• _SHORT PROBLEM_:
Work out how many lines of the records contain "this". Answer with the number and nothing else.

• _Data entries for graphics_:
------------------------------------------------------------------------
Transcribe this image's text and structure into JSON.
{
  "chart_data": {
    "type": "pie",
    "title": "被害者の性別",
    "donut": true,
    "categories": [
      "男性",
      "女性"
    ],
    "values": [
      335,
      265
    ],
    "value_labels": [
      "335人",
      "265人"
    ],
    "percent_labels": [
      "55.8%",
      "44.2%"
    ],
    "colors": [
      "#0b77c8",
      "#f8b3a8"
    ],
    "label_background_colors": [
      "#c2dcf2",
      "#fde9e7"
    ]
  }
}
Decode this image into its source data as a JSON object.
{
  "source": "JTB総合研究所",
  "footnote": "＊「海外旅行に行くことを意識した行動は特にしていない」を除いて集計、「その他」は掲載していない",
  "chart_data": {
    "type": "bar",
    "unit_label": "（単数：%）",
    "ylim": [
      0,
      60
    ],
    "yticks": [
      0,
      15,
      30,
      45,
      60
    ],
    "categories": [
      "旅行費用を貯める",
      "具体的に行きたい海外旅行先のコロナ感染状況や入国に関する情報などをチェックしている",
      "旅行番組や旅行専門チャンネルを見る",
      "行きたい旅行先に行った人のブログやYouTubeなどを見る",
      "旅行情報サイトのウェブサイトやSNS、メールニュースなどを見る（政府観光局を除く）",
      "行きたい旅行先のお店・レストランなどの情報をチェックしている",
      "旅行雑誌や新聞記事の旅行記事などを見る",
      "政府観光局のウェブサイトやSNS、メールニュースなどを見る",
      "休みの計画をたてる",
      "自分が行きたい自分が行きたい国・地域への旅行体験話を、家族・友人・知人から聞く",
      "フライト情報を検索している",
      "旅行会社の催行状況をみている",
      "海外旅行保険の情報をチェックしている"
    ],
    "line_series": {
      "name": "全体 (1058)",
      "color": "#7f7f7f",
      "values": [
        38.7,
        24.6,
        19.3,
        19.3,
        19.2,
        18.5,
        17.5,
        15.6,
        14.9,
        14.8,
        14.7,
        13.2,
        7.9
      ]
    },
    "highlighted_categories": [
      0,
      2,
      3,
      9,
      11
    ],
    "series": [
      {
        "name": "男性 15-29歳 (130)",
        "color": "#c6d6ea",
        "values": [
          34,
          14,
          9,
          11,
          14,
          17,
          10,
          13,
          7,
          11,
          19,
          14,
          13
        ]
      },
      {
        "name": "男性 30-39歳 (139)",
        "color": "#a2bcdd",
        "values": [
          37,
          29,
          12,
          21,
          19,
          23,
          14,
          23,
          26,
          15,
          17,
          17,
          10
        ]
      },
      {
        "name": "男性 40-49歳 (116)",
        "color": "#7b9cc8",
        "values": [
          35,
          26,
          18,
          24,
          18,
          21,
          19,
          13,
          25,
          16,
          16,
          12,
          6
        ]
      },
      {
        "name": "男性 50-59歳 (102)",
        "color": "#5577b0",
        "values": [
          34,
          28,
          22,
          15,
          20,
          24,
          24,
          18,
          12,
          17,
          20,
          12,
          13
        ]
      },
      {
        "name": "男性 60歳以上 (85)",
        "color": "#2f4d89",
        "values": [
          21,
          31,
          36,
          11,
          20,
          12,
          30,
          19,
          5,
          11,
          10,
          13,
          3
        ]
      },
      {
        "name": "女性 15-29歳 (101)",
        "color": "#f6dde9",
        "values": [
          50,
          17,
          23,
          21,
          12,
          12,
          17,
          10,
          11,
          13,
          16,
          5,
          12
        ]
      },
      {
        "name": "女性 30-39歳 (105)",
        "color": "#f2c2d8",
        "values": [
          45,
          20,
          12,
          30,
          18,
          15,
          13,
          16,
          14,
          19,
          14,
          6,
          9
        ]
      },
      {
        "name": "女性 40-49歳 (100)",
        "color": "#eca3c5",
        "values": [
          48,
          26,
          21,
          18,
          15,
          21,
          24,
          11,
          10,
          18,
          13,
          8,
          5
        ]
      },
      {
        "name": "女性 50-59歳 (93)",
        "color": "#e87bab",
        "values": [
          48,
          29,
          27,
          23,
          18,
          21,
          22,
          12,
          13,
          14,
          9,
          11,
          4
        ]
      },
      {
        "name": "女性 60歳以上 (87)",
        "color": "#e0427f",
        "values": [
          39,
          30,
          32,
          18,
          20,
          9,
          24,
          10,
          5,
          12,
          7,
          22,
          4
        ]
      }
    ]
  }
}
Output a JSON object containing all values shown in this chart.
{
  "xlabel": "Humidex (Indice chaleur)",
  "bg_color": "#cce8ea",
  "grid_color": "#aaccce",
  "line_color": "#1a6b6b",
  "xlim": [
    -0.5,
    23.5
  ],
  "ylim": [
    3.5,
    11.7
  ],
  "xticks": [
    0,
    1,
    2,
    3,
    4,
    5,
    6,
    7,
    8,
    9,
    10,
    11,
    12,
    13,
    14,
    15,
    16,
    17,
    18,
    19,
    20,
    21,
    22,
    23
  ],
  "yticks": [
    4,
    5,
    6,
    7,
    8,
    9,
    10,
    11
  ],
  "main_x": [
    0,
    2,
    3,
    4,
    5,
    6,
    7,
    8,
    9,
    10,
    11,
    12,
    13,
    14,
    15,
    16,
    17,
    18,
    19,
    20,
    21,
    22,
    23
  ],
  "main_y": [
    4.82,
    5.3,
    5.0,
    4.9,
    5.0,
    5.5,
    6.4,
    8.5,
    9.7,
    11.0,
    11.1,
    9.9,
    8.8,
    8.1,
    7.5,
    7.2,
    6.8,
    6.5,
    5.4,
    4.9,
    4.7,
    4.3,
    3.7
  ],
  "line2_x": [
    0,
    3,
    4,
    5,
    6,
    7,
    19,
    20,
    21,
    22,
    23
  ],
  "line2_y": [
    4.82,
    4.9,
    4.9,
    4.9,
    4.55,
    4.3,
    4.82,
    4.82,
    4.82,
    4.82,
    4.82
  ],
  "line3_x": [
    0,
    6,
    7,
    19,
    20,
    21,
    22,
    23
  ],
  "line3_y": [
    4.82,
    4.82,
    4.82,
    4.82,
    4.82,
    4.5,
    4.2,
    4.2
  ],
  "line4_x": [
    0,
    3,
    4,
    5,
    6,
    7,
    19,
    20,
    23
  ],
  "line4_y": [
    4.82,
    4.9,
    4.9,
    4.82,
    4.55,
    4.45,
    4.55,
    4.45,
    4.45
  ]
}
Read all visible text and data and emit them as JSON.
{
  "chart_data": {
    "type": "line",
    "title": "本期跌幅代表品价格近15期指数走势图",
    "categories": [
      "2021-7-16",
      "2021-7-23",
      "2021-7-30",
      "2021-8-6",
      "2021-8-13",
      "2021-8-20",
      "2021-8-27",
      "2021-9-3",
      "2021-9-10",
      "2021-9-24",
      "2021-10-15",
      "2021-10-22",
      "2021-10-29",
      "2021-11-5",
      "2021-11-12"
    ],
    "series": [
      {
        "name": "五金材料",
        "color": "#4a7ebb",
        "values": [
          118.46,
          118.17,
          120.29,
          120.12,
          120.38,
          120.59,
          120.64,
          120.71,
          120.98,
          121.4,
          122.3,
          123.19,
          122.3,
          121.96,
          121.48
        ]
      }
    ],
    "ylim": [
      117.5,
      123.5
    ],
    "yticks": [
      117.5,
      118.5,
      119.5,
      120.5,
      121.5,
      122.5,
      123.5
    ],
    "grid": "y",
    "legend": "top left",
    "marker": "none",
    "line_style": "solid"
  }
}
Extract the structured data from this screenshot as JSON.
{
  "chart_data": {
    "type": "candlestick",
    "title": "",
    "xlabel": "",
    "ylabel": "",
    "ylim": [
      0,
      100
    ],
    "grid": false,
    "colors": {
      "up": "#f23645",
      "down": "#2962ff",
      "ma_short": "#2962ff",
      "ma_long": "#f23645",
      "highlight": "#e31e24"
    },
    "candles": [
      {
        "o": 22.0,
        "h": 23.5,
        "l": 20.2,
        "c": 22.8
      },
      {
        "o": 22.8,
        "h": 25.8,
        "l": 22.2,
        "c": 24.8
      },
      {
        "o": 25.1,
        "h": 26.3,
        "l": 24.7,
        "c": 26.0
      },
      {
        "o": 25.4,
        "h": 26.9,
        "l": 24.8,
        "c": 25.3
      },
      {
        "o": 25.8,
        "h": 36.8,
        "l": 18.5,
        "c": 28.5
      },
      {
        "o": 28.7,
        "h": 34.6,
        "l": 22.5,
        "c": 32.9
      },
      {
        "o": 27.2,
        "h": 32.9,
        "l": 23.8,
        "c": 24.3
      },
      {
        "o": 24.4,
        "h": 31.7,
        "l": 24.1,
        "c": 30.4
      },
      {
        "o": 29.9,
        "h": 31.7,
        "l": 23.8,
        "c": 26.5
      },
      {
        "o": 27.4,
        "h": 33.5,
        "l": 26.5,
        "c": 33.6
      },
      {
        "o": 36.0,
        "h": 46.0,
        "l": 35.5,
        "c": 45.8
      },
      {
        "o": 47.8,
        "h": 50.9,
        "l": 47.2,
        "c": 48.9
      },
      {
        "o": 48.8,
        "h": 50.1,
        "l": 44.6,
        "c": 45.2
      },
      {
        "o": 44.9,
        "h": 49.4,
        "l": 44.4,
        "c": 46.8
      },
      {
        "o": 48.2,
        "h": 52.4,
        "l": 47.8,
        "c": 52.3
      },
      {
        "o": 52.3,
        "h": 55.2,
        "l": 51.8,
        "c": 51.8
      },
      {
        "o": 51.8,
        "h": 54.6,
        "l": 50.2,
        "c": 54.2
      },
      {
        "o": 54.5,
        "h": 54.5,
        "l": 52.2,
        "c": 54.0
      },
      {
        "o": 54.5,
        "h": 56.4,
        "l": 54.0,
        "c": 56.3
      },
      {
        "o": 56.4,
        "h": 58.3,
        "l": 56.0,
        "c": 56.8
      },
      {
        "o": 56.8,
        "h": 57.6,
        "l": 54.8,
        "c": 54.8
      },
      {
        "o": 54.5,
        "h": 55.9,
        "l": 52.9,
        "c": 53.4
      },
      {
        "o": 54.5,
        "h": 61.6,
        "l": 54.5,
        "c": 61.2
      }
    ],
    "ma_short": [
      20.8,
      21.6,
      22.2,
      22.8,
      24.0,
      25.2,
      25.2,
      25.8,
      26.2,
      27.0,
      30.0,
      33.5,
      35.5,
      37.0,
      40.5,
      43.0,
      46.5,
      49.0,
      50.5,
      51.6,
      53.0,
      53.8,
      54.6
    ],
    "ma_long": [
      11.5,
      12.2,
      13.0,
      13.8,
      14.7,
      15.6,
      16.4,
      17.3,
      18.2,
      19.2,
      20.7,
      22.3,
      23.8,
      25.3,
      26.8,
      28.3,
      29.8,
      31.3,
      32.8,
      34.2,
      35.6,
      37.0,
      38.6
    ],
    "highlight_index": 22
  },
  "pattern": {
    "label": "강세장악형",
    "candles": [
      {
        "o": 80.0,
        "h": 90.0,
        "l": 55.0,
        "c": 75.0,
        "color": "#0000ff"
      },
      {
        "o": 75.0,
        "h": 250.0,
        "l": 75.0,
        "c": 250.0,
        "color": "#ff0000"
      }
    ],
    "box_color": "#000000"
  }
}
------------------------------------------------------------------------
• _SOLUTION BELOW_:
4